* AIM: Reproduce the entries exactly.
* * * * * * *
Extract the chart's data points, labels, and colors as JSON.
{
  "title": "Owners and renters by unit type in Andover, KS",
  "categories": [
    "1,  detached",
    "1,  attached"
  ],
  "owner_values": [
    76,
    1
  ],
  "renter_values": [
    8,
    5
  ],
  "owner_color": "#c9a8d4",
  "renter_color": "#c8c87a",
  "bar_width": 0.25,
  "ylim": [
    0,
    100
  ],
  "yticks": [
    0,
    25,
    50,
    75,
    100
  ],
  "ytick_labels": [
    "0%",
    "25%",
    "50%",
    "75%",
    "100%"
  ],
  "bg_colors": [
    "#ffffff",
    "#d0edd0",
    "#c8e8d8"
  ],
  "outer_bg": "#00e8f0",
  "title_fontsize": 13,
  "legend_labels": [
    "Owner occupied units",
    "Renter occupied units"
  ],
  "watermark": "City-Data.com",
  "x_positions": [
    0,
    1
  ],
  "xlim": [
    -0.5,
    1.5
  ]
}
* * * * * * *
* SOLUTION BELOW:
Extract the chart's data points, labels, and colors as JSON.
{
  "title": "Owners and renters by unit type in Andover, KS",
  "categories": [
    "1,  detached",
    "1,  attached"
  ],
  "owner_values": [
    76,
    1
  ],
  "renter_values": [
    8,
    5
  ],
  "owner_color": "#c9a8d4",
  "renter_color": "#c8c87a",
  "bar_width": 0.25,
  "ylim": [
    0,
    100
  ],
  "yticks": [
    0,
    25,
    50,
    75,
    100
  ],
  "ytick_labels": [
    "0%",
    "25%",
    "50%",
    "75%",
    "100%"
  ],
  "bg_colors": [
    "#ffffff",
    "#d0edd0",
    "#c8e8d8"
  ],
  "outer_bg": "#00e8f0",
  "title_fontsize": 13,
  "legend_labels": [
    "Owner occupied units",
    "Renter occupied units"
  ],
  "watermark": "City-Data.com",
  "x_positions": [
    0,
    1
  ],
  "xlim": [
    -0.5,
    1.5
  ]
}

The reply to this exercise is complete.